EXERCISE DETAILS:
Repeat each line word for word.

Extracted records:
================================
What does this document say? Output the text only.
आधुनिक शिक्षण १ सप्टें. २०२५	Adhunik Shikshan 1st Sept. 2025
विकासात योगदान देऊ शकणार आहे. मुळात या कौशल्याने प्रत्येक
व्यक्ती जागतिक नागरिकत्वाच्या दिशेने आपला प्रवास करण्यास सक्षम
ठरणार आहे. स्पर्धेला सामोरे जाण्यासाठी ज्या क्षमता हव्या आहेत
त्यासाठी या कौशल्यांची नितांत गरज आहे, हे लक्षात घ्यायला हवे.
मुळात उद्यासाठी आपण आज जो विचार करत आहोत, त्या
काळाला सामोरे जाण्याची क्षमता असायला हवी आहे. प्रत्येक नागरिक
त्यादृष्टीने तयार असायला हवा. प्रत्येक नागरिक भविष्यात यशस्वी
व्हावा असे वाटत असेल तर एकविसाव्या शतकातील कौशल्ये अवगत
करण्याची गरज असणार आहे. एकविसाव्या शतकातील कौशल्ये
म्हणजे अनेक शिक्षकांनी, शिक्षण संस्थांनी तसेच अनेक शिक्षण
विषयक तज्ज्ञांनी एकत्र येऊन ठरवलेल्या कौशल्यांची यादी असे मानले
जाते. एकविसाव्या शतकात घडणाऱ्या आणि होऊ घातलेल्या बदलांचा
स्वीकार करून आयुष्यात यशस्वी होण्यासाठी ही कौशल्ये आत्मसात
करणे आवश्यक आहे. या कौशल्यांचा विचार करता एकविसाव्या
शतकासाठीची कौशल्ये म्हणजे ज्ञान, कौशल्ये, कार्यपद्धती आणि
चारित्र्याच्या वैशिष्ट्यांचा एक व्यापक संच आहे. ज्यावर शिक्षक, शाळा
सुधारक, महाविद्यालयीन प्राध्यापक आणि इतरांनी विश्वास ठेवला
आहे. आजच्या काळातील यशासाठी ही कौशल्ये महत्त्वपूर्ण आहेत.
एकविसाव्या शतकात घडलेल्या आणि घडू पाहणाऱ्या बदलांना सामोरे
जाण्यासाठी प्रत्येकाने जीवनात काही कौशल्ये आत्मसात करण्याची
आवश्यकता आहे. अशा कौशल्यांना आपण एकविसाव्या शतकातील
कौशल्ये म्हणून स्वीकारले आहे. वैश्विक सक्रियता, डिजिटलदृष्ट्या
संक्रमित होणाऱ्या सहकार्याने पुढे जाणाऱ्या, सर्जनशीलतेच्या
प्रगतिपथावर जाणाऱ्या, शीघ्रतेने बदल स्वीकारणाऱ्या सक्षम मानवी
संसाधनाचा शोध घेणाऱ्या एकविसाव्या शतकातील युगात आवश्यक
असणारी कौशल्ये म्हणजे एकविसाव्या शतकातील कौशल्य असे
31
================================
FINISHED EXERCISE:
What does this document say? Output the text only.
आधुनिक शिक्षण १ सप्टें. २०२५	Adhunik Shikshan 1st Sept. 2025
विकासात योगदान देऊ शकणार आहे. मुळात या कौशल्याने प्रत्येक
व्यक्ती जागतिक नागरिकत्वाच्या दिशेने आपला प्रवास करण्यास सक्षम
ठरणार आहे. स्पर्धेला सामोरे जाण्यासाठी ज्या क्षमता हव्या आहेत
त्यासाठी या कौशल्यांची नितांत गरज आहे, हे लक्षात घ्यायला हवे.
मुळात उद्यासाठी आपण आज जो विचार करत आहोत, त्या
काळाला सामोरे जाण्याची क्षमता असायला हवी आहे. प्रत्येक नागरिक
त्यादृष्टीने तयार असायला हवा. प्रत्येक नागरिक भविष्यात यशस्वी
व्हावा असे वाटत असेल तर एकविसाव्या शतकातील कौशल्ये अवगत
करण्याची गरज असणार आहे. एकविसाव्या शतकातील कौशल्ये
म्हणजे अनेक शिक्षकांनी, शिक्षण संस्थांनी तसेच अनेक शिक्षण
विषयक तज्ज्ञांनी एकत्र येऊन ठरवलेल्या कौशल्यांची यादी असे मानले
जाते. एकविसाव्या शतकात घडणाऱ्या आणि होऊ घातलेल्या बदलांचा
स्वीकार करून आयुष्यात यशस्वी होण्यासाठी ही कौशल्ये आत्मसात
करणे आवश्यक आहे. या कौशल्यांचा विचार करता एकविसाव्या
शतकासाठीची कौशल्ये म्हणजे ज्ञान, कौशल्ये, कार्यपद्धती आणि
चारित्र्याच्या वैशिष्ट्यांचा एक व्यापक संच आहे. ज्यावर शिक्षक, शाळा
सुधारक, महाविद्यालयीन प्राध्यापक आणि इतरांनी विश्वास ठेवला
आहे. आजच्या काळातील यशासाठी ही कौशल्ये महत्त्वपूर्ण आहेत.
एकविसाव्या शतकात घडलेल्या आणि घडू पाहणाऱ्या बदलांना सामोरे
जाण्यासाठी प्रत्येकाने जीवनात काही कौशल्ये आत्मसात करण्याची
आवश्यकता आहे. अशा कौशल्यांना आपण एकविसाव्या शतकातील
कौशल्ये म्हणून स्वीकारले आहे. वैश्विक सक्रियता, डिजिटलदृष्ट्या
संक्रमित होणाऱ्या सहकार्याने पुढे जाणाऱ्या, सर्जनशीलतेच्या
प्रगतिपथावर जाणाऱ्या, शीघ्रतेने बदल स्वीकारणाऱ्या सक्षम मानवी
संसाधनाचा शोध घेणाऱ्या एकविसाव्या शतकातील युगात आवश्यक
असणारी कौशल्ये म्हणजे एकविसाव्या शतकातील कौशल्य असे
31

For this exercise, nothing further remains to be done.